Dataset excerpts
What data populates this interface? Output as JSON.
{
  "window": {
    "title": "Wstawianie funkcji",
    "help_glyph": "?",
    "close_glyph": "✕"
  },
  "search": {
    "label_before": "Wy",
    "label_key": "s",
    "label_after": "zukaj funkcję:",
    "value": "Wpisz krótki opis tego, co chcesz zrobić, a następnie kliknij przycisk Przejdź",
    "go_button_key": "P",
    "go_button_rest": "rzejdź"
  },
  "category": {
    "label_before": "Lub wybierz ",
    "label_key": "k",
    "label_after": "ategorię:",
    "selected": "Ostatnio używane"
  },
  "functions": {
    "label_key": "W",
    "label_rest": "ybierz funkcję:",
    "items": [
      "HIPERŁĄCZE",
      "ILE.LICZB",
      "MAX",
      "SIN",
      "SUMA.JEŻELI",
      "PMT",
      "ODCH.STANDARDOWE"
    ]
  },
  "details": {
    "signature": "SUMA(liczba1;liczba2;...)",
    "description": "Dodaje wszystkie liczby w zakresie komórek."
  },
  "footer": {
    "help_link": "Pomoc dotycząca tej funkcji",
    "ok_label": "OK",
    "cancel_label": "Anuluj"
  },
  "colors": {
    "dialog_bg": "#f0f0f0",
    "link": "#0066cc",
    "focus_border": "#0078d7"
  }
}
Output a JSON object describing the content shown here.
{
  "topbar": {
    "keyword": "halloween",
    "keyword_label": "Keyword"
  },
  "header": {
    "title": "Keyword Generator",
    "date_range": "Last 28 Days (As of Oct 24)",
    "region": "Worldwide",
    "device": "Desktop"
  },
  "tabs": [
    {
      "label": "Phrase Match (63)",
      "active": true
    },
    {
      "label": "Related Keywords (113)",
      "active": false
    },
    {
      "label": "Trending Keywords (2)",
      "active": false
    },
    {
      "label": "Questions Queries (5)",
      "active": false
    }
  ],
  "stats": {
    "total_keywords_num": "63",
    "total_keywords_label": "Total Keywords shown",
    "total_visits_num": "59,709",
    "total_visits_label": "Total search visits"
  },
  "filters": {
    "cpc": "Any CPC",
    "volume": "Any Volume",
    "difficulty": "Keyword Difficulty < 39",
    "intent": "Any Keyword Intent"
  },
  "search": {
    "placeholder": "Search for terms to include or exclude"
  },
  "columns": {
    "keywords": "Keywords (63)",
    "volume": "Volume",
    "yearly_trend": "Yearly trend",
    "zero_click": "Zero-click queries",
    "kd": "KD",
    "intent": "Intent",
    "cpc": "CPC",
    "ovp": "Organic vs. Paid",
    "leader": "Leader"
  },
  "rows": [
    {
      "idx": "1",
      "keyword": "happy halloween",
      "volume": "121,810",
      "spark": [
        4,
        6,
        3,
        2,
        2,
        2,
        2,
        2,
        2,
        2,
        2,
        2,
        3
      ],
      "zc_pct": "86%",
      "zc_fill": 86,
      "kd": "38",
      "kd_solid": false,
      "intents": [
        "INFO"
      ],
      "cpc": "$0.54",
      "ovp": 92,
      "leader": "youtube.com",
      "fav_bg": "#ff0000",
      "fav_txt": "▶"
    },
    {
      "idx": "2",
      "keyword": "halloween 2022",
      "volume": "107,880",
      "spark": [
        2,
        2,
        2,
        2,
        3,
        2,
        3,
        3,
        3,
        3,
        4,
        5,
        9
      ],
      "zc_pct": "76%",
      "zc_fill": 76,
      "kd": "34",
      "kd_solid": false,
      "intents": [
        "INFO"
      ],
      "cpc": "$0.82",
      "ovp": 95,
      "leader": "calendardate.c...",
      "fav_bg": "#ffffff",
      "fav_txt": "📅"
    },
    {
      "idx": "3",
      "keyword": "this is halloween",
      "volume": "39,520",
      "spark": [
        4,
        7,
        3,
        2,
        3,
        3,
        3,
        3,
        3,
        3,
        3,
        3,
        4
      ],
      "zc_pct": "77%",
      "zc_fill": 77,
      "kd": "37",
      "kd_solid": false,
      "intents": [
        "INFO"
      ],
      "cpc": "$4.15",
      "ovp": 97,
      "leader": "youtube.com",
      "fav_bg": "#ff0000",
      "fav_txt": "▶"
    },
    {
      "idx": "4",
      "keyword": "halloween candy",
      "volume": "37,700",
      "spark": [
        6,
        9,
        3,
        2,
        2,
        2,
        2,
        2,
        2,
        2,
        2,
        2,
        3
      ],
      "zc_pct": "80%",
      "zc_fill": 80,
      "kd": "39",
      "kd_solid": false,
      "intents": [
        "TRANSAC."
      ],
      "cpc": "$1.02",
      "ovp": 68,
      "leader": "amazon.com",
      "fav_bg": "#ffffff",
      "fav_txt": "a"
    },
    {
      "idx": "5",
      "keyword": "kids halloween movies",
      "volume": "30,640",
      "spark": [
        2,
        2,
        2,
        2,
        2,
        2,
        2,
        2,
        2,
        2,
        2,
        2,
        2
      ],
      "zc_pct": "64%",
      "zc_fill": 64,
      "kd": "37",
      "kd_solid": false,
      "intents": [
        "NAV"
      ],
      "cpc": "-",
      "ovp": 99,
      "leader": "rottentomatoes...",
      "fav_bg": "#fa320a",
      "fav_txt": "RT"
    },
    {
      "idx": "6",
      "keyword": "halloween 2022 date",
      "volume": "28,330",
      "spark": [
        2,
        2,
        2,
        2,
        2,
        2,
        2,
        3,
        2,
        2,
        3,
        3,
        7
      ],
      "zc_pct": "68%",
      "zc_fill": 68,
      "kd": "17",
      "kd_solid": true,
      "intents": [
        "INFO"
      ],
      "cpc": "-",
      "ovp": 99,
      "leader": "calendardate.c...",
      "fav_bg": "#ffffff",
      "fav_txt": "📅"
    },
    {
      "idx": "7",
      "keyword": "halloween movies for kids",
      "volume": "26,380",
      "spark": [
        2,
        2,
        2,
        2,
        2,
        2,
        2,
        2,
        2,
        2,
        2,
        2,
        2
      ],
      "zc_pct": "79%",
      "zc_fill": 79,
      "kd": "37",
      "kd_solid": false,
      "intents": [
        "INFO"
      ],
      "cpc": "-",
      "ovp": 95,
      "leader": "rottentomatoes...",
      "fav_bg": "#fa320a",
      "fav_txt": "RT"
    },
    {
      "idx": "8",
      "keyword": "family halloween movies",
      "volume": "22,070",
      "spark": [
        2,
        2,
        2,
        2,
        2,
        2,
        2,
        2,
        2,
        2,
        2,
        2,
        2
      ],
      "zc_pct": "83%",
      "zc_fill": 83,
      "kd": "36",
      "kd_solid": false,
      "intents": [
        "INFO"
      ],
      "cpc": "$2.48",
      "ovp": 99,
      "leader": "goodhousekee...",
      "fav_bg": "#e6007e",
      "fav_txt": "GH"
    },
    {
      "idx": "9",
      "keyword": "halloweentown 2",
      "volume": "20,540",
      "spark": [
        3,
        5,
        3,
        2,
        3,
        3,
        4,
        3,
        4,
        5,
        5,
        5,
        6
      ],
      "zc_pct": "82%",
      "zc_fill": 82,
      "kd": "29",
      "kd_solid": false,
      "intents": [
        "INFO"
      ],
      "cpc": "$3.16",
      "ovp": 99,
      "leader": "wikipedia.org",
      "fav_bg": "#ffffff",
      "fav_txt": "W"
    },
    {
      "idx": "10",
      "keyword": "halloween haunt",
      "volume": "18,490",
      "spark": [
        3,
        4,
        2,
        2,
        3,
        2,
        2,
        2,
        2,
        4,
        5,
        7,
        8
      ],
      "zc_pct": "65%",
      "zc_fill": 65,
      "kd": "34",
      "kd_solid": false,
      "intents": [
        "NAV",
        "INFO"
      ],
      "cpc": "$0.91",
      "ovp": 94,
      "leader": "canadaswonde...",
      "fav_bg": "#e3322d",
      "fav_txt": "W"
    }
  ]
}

◆ Instructions to follow: State the number of lines in the data that include the string "funkcji", and add nothing else.

◆ Response for this exercise: 2